Give only the number of lines in the records below that contain the word "nCeiling".

Collected data entries:
>>
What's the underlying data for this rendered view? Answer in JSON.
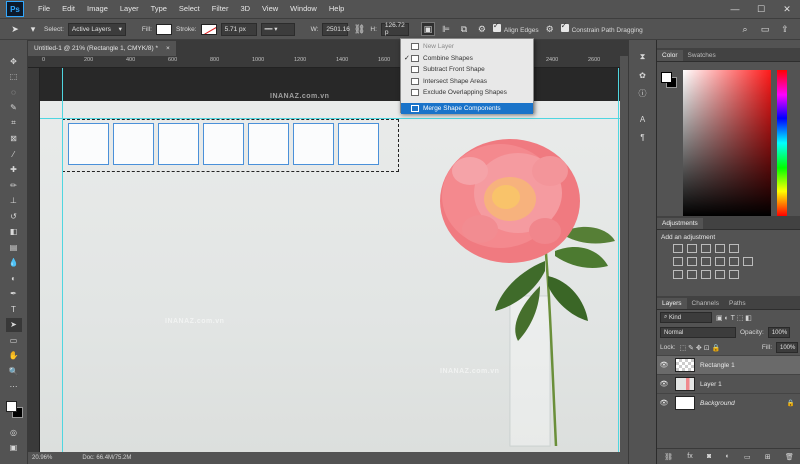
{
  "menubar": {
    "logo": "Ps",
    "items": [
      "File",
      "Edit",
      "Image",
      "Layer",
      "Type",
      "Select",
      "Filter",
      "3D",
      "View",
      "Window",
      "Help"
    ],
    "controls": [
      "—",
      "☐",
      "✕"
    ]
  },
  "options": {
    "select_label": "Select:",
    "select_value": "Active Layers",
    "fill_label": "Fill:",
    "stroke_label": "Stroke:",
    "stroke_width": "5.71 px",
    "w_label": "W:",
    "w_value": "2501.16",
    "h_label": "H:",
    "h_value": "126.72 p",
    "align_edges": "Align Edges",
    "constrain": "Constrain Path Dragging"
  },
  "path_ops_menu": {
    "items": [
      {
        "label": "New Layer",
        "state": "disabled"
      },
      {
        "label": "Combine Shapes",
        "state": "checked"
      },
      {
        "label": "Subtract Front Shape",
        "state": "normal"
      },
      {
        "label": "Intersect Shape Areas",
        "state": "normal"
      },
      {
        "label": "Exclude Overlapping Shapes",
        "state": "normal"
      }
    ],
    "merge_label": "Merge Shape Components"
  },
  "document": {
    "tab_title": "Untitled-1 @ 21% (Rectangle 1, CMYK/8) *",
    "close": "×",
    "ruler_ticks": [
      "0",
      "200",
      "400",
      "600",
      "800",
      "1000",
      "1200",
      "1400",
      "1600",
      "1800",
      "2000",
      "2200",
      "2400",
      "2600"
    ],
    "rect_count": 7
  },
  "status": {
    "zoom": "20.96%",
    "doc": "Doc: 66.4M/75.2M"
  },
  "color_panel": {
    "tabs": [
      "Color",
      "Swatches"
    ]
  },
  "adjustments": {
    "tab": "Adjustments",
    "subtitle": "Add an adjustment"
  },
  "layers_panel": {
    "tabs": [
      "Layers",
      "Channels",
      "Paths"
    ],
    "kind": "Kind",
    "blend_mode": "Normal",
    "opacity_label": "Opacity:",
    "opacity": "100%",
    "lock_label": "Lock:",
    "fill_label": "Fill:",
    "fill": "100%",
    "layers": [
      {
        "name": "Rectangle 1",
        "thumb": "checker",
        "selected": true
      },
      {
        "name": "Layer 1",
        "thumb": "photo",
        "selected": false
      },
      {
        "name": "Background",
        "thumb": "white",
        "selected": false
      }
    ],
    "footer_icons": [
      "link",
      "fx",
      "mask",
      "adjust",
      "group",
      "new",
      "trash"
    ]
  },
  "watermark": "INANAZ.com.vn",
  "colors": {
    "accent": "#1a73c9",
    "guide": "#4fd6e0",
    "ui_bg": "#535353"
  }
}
<<
>>
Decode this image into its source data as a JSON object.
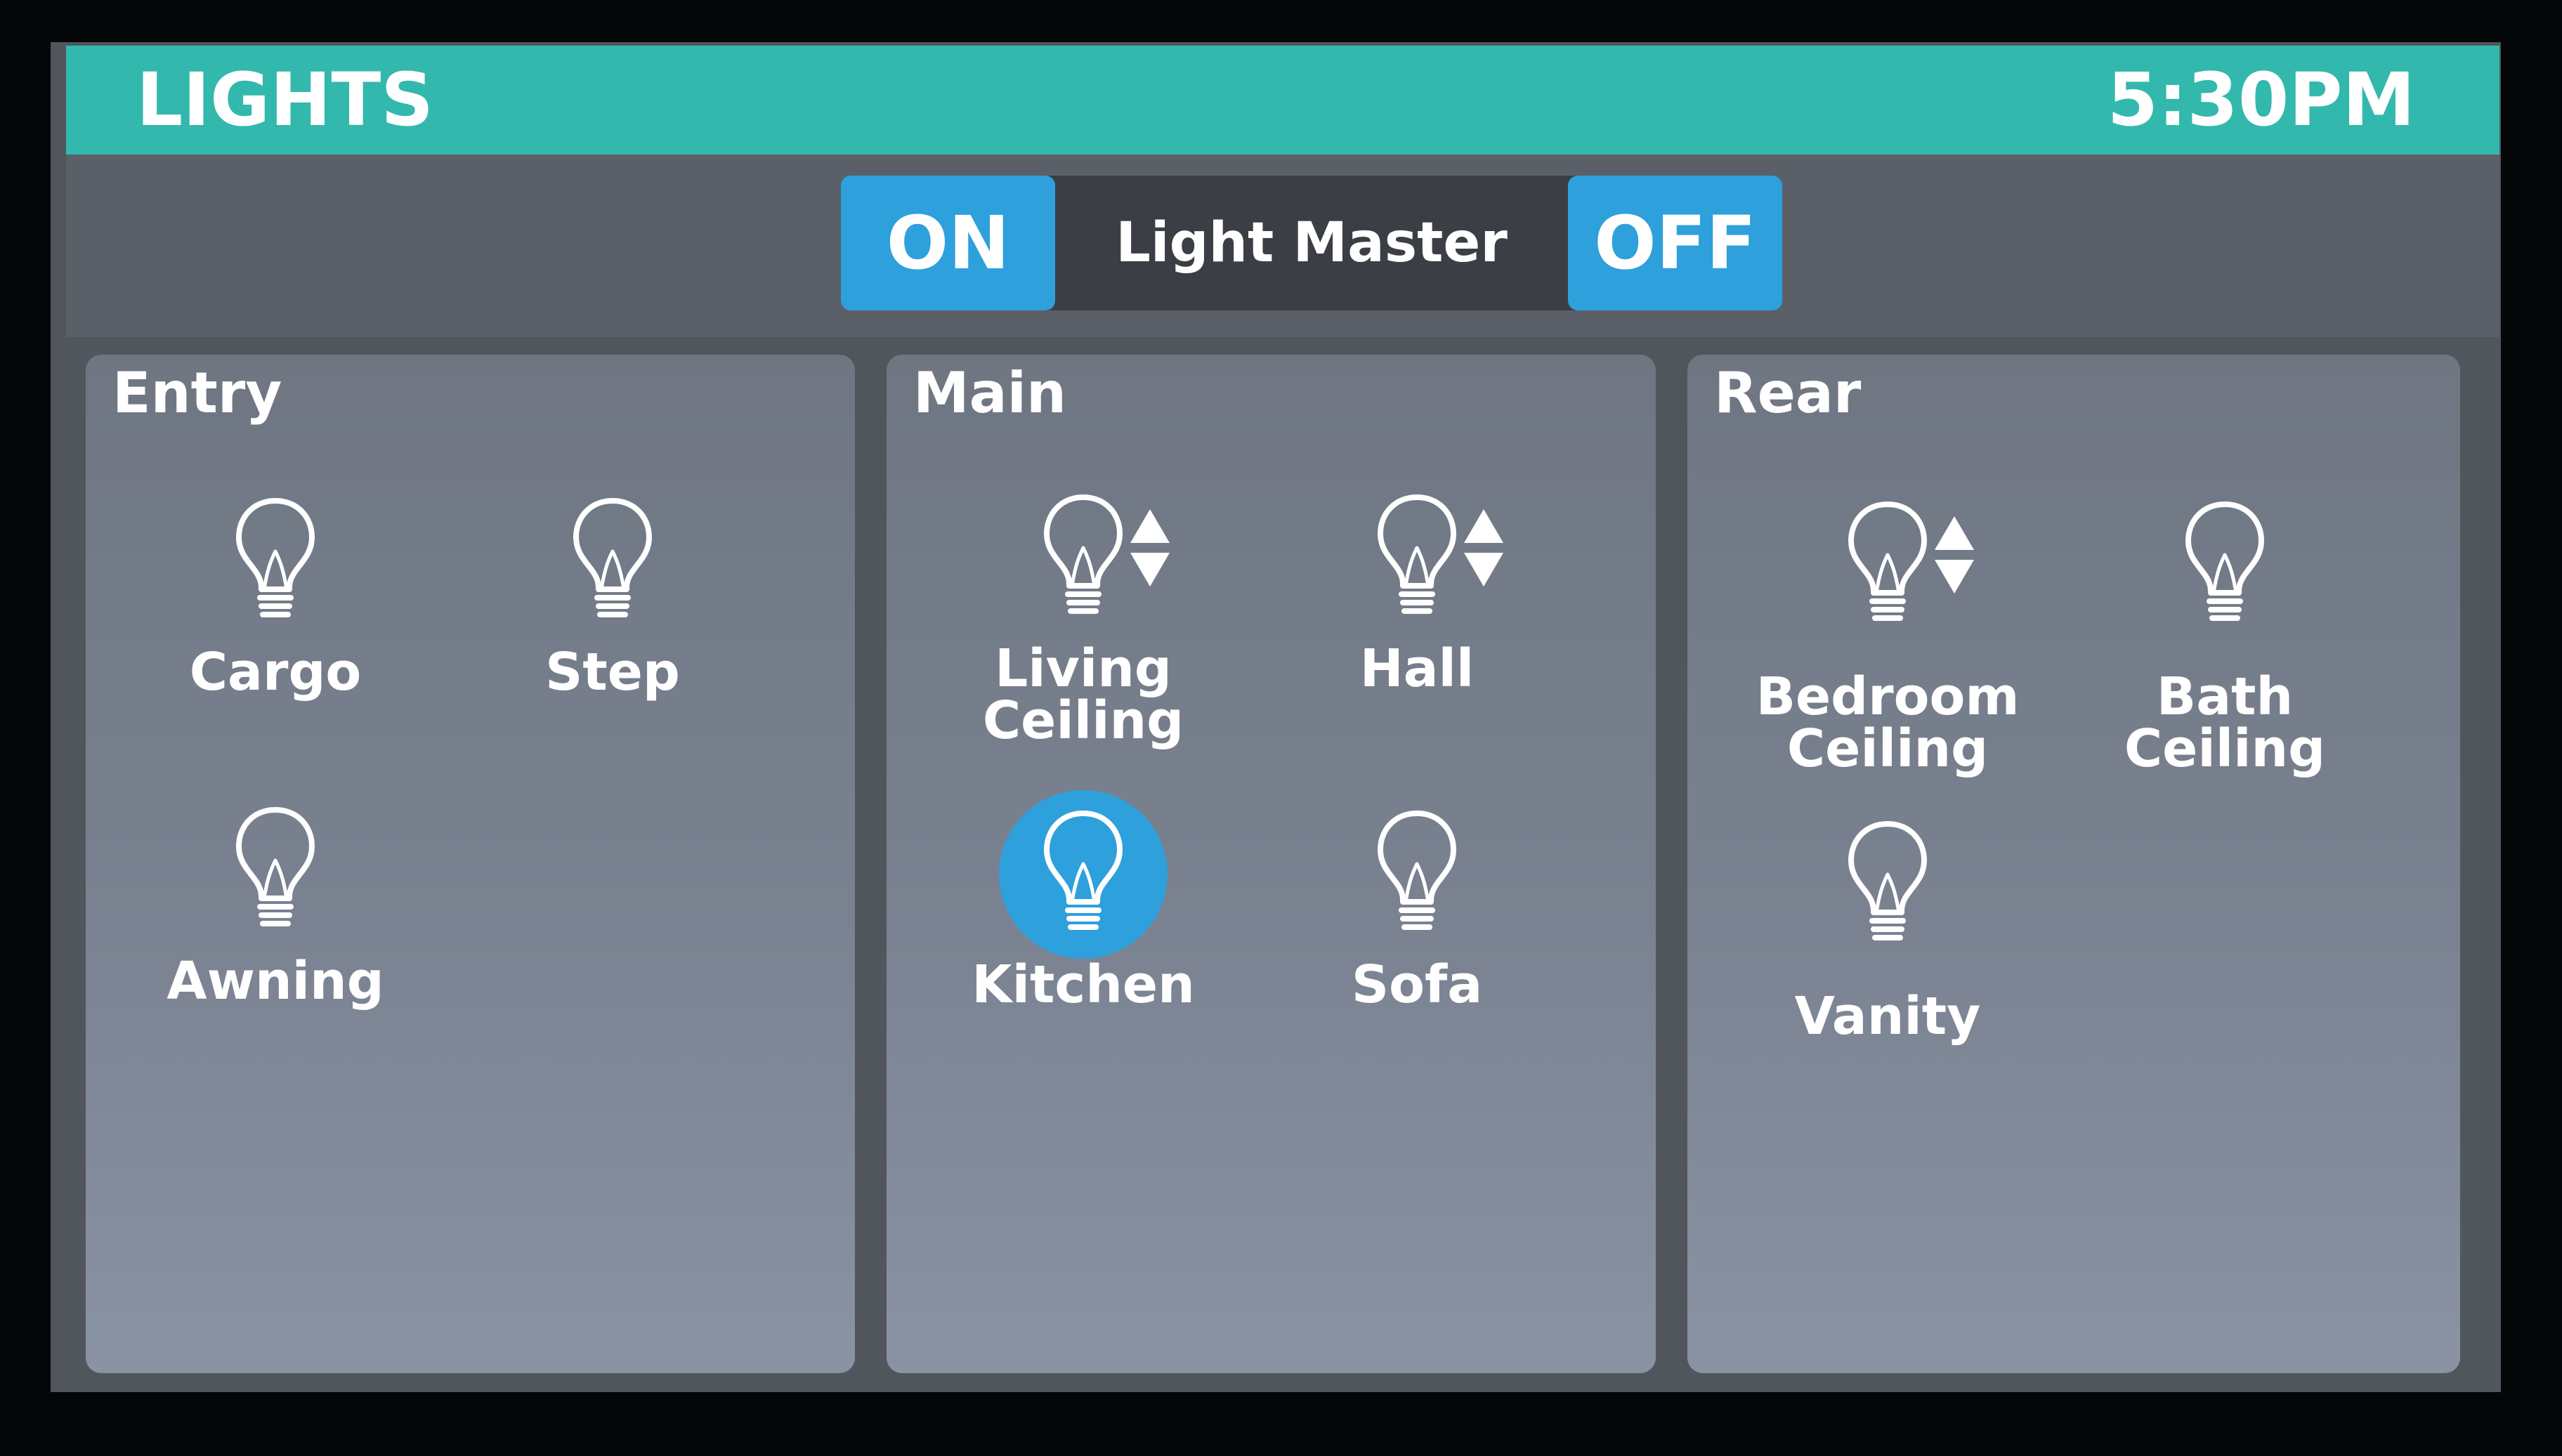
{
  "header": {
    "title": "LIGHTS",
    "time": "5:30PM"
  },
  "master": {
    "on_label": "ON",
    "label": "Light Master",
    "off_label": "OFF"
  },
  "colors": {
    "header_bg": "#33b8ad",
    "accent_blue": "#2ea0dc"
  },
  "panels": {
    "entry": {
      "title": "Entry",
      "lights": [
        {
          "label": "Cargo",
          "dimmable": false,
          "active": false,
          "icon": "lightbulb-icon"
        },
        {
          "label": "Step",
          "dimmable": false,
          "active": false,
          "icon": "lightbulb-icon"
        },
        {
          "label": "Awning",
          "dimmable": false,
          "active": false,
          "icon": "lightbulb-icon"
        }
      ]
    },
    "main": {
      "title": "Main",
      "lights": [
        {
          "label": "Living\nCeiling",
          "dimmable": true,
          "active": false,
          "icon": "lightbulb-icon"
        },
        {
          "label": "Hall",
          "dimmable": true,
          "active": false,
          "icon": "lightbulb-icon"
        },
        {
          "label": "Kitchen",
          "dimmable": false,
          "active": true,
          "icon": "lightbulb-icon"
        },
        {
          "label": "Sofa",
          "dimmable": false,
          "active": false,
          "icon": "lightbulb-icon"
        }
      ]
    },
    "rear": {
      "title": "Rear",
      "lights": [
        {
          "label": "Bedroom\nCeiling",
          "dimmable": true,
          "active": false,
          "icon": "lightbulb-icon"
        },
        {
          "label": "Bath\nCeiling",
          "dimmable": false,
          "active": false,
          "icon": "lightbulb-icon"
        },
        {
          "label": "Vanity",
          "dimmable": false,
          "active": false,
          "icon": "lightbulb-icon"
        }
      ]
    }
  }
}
<<
>>
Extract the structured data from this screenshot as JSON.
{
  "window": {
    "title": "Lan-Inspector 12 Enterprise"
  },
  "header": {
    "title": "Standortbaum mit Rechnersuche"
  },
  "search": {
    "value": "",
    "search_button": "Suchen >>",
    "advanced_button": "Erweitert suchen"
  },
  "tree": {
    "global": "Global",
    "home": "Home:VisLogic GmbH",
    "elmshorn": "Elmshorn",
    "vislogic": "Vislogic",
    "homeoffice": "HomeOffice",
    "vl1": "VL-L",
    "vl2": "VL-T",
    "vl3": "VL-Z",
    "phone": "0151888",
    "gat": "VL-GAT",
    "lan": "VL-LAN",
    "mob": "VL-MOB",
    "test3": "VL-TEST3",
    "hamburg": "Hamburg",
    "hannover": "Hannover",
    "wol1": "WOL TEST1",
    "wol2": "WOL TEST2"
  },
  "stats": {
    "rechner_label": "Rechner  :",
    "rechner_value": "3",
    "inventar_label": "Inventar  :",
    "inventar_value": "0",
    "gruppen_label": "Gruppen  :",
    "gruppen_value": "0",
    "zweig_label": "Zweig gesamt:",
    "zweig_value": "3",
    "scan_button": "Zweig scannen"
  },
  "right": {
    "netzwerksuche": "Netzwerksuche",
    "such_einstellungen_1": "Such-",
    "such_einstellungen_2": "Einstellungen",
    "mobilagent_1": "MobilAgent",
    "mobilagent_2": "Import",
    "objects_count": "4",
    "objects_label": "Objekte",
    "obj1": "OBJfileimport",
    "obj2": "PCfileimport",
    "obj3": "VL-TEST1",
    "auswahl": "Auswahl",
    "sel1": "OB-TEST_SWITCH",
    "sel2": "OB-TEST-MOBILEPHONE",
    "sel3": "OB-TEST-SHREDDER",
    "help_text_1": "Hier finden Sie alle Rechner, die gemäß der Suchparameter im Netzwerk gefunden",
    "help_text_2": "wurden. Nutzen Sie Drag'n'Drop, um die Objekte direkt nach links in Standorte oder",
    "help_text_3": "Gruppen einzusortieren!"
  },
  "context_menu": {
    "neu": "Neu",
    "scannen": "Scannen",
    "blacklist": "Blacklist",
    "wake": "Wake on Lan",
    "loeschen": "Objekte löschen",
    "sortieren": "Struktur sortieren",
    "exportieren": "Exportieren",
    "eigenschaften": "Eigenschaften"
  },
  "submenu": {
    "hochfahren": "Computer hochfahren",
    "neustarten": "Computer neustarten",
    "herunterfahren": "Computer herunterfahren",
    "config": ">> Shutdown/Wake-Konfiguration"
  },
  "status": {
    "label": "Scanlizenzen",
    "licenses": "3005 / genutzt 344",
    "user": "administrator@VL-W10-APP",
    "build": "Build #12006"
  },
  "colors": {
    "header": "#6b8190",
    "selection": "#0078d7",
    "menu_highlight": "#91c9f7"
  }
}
<<
THE ANSWER – 3